[Start Data for this task]

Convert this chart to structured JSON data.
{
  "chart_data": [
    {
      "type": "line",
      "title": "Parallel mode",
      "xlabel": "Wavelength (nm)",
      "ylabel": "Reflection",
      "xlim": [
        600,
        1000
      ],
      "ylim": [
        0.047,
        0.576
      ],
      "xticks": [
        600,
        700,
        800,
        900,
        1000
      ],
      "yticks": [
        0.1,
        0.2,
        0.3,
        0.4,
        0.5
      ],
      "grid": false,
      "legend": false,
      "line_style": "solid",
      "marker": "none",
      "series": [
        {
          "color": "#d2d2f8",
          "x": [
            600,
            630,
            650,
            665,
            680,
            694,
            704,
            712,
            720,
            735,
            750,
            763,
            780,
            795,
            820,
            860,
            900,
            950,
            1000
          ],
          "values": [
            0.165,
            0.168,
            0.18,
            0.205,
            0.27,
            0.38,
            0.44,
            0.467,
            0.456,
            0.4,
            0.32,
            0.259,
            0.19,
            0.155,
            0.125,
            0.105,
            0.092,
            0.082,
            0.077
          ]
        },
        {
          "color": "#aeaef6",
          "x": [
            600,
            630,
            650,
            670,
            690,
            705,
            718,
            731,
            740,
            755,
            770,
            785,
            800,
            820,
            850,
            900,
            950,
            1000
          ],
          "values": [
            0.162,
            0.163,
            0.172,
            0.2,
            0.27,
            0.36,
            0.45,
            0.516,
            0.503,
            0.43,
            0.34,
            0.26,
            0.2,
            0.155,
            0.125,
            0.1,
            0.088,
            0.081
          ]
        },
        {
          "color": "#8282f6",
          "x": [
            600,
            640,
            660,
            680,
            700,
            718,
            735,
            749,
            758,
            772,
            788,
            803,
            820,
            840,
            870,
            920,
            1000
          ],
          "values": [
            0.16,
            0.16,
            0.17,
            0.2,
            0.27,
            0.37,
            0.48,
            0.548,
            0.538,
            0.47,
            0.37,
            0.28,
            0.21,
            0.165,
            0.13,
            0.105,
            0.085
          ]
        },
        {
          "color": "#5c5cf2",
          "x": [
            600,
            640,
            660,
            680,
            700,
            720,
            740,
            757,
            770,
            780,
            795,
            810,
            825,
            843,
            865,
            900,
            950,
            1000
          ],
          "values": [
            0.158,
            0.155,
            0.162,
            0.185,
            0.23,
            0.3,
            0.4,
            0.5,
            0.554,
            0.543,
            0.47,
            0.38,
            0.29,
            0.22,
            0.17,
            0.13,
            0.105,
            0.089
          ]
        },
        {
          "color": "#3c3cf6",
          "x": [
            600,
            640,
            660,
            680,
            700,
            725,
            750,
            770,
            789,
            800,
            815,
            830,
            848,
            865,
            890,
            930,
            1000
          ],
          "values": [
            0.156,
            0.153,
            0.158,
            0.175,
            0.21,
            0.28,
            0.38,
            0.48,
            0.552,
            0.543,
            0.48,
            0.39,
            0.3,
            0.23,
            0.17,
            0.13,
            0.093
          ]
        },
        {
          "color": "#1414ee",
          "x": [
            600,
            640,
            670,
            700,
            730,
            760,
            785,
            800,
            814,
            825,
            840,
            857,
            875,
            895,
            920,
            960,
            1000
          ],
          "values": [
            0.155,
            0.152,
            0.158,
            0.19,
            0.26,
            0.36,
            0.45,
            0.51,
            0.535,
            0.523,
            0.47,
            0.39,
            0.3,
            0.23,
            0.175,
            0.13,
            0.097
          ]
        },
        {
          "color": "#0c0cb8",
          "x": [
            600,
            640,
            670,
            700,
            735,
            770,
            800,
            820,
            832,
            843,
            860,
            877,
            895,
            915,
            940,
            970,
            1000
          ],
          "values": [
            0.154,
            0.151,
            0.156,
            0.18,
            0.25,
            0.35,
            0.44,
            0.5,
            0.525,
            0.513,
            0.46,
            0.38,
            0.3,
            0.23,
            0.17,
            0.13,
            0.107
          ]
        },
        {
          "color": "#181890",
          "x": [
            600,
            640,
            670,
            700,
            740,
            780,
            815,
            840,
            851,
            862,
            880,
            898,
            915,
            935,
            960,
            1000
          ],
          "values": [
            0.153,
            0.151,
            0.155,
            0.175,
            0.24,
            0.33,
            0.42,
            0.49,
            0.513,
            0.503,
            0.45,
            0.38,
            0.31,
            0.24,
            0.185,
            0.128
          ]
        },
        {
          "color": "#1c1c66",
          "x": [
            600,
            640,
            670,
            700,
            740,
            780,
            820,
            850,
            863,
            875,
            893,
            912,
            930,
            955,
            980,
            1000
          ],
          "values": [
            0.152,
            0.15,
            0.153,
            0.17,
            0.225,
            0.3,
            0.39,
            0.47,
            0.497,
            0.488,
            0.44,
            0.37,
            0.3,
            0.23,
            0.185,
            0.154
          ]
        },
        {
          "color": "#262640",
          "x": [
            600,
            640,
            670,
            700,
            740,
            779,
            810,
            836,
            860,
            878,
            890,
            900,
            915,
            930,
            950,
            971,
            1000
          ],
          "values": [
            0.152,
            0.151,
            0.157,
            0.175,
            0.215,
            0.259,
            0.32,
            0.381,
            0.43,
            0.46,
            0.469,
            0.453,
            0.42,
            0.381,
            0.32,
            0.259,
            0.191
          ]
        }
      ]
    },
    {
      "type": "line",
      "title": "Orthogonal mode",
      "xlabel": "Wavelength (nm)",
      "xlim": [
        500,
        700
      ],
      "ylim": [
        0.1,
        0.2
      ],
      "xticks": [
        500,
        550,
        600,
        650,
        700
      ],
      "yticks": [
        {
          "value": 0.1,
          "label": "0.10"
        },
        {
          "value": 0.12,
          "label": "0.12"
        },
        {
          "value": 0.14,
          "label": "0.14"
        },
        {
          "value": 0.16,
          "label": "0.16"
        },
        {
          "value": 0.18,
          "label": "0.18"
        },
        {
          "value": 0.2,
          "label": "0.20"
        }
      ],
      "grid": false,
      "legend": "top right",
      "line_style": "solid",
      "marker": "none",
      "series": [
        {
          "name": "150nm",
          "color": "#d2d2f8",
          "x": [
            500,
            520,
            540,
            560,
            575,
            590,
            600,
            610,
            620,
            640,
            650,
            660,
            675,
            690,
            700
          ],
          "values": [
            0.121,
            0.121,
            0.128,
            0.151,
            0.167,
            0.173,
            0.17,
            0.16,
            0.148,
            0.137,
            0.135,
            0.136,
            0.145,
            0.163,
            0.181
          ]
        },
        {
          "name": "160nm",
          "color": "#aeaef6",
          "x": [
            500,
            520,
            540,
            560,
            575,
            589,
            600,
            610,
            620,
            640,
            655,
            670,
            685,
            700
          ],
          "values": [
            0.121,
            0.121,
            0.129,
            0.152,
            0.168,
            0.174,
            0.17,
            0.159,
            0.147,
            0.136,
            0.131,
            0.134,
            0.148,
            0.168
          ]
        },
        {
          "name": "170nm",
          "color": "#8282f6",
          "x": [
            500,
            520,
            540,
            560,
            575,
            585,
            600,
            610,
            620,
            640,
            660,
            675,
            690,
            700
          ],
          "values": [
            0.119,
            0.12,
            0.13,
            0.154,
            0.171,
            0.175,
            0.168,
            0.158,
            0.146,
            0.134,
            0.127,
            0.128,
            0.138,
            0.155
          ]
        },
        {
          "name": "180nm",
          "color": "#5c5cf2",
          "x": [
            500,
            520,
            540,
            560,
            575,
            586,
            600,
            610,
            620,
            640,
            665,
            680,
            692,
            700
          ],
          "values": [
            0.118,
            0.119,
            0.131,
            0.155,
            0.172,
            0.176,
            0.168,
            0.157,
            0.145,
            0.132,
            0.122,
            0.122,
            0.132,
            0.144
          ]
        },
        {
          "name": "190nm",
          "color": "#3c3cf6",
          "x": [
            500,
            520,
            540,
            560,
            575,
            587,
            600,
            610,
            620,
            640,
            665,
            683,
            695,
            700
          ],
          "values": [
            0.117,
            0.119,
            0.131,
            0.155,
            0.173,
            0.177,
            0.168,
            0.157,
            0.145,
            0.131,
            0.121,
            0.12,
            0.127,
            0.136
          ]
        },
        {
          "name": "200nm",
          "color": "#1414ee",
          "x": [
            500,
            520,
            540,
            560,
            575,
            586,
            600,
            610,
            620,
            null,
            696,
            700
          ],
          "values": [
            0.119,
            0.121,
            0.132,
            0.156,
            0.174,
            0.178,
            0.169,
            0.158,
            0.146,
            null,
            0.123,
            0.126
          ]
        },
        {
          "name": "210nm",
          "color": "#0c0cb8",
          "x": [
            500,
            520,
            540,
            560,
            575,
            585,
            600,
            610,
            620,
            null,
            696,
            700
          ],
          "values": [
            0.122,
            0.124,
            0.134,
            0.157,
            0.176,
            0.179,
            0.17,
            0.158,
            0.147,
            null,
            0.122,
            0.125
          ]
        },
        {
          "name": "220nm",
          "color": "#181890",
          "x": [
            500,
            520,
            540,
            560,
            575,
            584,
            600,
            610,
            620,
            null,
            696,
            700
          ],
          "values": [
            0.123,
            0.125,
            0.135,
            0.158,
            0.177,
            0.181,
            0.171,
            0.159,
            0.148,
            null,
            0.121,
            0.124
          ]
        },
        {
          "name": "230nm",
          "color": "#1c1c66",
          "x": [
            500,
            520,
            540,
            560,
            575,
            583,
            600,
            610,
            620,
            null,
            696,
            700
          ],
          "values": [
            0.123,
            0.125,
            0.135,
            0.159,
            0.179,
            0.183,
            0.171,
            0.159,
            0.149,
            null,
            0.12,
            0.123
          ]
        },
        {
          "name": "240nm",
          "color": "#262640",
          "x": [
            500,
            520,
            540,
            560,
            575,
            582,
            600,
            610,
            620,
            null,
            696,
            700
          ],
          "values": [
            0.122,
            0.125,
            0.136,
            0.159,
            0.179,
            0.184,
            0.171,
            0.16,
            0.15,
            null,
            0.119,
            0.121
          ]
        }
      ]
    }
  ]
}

[End Data for this task]

> _Aim_: Select and copy every line from the records that includes the word "title".

> _Response below_:
      "title": "Parallel mode",
      "title": "Orthogonal mode",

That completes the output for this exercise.